For the records below, give the count of lines holding the word "title" and nothing more.

DATASET ENTRIES:
..............................

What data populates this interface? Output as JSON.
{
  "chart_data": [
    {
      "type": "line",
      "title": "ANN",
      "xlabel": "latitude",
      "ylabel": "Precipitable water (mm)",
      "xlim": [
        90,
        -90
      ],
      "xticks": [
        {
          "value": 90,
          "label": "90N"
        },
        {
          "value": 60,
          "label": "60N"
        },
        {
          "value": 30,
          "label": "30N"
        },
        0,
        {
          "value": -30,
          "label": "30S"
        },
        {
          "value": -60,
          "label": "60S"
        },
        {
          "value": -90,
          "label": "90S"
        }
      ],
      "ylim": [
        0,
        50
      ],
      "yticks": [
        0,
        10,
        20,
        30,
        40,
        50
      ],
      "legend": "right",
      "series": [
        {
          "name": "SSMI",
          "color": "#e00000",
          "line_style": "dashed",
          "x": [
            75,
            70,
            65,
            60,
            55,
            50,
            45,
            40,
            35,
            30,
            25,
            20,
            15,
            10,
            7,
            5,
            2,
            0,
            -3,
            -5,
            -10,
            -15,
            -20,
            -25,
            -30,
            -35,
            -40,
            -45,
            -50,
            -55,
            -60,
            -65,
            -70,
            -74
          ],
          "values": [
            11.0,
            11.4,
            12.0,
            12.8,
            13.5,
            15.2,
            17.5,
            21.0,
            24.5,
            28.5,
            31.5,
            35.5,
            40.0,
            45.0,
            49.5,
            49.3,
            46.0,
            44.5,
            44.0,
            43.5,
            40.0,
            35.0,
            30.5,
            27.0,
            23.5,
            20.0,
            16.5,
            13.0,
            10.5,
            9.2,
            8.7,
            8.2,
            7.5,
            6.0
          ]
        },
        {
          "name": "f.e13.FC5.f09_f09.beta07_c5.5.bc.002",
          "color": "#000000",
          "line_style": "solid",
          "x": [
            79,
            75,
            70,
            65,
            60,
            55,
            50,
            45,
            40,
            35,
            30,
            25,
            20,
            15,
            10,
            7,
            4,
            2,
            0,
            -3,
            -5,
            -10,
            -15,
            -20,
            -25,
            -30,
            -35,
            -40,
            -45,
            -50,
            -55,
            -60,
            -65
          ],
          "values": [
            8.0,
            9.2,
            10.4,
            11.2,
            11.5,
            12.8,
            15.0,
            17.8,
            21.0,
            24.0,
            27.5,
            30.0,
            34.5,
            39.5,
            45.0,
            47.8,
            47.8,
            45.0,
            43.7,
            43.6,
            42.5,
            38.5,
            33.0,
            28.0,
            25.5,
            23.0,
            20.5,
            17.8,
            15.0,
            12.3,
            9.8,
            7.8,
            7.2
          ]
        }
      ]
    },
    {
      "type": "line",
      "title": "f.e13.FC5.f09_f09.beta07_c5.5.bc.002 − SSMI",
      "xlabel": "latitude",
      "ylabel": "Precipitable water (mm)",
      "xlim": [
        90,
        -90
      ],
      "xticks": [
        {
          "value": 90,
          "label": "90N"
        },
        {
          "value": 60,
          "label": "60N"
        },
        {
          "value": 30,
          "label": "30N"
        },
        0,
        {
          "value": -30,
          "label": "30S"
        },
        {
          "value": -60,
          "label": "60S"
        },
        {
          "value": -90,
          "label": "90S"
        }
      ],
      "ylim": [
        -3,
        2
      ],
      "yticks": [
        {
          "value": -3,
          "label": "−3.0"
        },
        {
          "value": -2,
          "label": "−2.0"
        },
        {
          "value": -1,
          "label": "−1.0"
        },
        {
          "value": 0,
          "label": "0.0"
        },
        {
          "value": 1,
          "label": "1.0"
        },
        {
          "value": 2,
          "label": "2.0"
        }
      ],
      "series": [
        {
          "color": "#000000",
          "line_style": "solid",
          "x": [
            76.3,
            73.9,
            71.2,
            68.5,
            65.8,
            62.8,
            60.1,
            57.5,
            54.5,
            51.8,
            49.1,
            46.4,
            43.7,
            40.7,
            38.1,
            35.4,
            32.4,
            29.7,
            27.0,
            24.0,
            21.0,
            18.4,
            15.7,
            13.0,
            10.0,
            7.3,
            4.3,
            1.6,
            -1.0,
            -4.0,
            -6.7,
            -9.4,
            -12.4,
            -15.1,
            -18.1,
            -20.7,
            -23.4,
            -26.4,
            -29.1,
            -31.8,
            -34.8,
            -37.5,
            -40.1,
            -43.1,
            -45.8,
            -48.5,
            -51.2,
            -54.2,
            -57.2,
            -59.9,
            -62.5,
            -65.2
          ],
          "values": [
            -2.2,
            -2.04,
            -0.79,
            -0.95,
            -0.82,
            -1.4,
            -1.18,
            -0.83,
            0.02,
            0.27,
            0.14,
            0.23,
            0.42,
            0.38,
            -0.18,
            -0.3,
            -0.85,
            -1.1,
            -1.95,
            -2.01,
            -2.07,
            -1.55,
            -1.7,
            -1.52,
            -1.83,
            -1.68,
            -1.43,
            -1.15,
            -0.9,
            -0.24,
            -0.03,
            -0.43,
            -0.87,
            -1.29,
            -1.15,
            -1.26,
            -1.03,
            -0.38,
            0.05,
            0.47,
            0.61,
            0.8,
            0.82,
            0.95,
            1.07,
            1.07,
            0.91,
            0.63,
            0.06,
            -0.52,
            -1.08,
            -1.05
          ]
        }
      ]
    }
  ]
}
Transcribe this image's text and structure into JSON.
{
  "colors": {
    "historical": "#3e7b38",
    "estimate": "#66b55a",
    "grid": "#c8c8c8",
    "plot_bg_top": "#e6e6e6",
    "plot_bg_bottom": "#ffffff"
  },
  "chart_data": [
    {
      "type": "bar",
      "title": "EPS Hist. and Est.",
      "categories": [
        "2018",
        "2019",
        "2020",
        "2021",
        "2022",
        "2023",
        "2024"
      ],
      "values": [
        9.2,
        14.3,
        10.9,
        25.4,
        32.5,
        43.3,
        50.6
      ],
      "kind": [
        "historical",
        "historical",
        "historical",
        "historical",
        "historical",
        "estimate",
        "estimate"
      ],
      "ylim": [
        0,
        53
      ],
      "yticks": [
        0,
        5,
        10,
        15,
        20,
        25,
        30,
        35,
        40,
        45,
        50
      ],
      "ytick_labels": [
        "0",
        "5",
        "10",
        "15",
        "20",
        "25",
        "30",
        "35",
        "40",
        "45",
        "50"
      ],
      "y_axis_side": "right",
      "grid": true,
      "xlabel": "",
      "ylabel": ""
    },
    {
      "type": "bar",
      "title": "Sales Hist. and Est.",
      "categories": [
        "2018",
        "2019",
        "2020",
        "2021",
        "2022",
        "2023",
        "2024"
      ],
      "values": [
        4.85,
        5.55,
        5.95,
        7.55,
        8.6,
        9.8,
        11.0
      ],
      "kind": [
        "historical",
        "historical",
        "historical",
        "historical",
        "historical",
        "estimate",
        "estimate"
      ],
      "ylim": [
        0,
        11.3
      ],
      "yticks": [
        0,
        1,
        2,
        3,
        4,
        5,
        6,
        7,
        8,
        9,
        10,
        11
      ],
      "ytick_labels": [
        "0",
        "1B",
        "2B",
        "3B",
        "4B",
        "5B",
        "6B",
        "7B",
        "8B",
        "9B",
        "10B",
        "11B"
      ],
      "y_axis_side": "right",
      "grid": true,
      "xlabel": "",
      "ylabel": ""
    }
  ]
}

..............................

EXERCISE RESPONSE:
4